• _JOB_: Every line below that holds the string "caption" should be copied out.

[Entries with figure data]

----

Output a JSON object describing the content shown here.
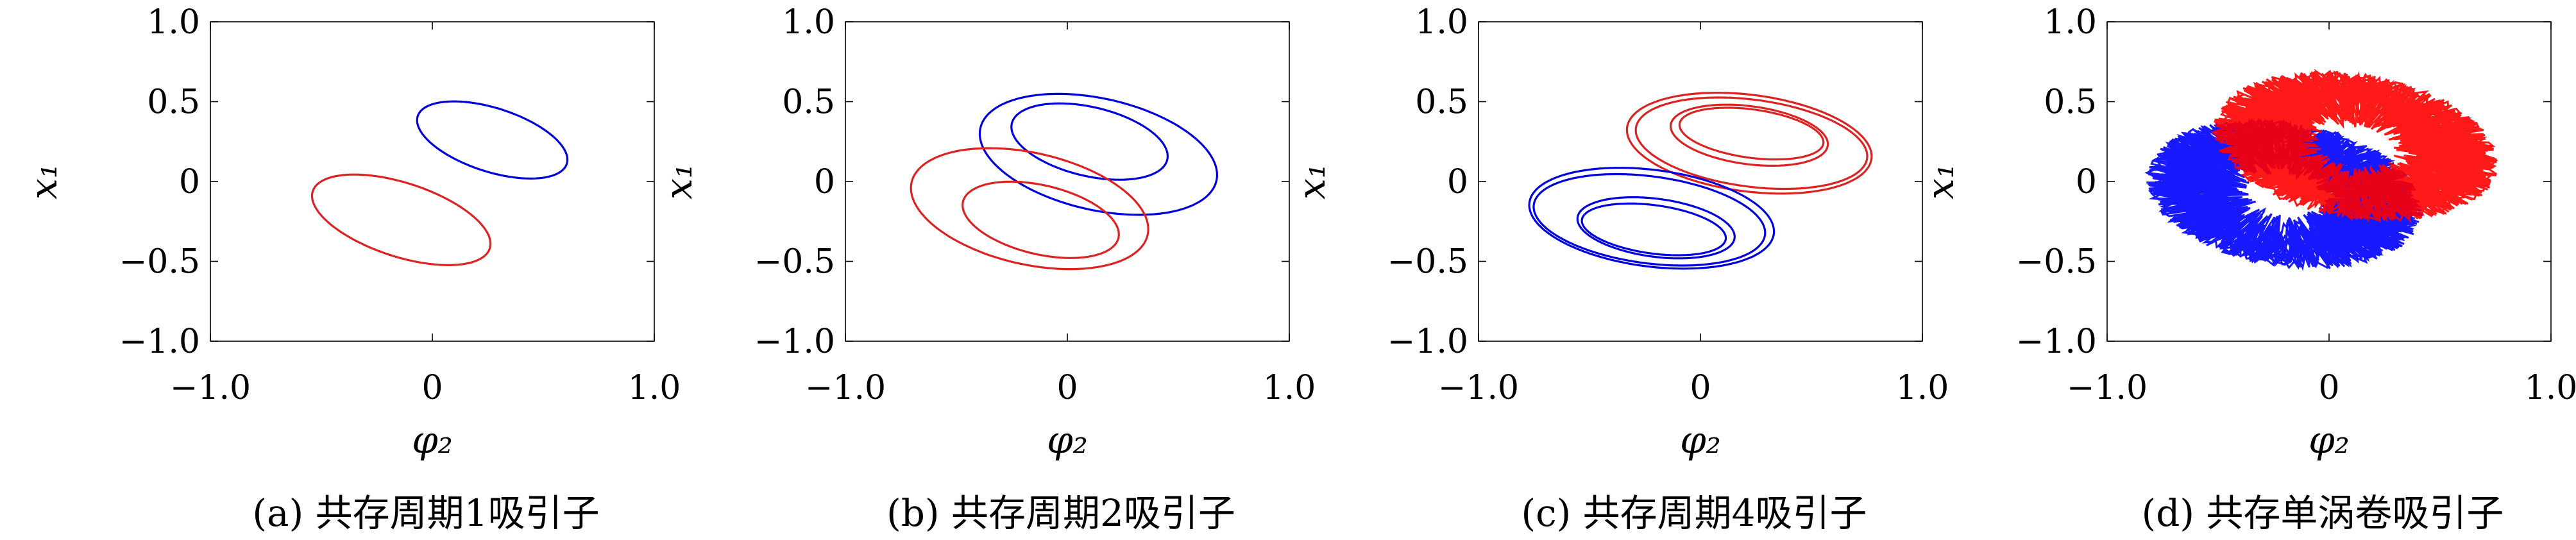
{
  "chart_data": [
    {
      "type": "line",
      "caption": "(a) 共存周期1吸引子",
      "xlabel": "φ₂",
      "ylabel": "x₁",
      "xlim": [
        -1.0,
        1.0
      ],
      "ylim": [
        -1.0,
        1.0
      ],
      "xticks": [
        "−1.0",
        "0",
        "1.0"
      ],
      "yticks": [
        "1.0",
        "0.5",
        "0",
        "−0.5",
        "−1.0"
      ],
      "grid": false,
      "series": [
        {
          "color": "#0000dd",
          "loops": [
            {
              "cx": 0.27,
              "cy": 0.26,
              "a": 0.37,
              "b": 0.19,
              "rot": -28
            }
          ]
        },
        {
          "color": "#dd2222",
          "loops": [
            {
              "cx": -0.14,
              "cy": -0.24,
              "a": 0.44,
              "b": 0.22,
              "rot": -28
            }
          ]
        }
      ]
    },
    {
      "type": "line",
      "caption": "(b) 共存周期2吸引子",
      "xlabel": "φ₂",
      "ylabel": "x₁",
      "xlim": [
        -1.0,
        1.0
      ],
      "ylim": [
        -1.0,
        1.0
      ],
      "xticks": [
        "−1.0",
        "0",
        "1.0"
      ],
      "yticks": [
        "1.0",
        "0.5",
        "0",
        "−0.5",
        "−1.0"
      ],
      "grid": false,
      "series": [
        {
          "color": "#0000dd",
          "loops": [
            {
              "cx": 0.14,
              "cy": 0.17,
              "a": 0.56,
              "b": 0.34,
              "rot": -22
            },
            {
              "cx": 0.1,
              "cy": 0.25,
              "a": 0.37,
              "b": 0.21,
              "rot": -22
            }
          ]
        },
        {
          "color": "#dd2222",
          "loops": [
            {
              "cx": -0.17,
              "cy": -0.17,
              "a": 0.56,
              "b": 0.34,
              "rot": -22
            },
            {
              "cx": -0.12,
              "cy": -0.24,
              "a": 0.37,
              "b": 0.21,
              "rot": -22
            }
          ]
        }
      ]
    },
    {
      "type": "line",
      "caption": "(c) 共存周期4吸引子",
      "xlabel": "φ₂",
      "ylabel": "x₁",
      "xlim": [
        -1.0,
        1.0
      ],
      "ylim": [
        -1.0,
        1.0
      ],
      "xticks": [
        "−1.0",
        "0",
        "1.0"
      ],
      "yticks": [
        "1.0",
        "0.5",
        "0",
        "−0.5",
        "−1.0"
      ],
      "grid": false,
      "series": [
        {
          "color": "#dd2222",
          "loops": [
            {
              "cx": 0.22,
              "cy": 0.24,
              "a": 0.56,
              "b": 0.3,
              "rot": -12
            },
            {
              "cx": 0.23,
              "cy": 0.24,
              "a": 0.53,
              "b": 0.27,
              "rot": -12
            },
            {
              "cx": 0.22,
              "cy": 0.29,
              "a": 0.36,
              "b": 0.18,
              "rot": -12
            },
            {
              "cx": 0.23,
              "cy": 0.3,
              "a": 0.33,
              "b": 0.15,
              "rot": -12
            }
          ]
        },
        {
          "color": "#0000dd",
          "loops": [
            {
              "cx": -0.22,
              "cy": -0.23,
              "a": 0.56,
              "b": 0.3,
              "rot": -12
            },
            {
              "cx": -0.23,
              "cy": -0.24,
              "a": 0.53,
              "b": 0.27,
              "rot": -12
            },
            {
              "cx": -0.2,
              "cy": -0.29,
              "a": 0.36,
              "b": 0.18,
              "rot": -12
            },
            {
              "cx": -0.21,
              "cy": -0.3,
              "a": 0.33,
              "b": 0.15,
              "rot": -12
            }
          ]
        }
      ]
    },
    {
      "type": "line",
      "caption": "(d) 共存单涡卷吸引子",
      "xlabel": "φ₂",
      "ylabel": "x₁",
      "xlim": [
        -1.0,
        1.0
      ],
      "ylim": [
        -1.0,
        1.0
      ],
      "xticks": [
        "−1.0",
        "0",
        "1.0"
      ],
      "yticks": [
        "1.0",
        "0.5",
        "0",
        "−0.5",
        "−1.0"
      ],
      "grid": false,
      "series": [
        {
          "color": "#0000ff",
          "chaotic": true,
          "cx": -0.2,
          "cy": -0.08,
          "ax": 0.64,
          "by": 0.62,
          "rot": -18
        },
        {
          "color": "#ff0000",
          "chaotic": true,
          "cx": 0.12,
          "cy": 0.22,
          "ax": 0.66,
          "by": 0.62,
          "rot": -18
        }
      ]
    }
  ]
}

----

• _COMPLETE RESPONSE_:
      "caption": "(a) 共存周期1吸引子",
      "caption": "(b) 共存周期2吸引子",
      "caption": "(c) 共存周期4吸引子",
      "caption": "(d) 共存单涡卷吸引子",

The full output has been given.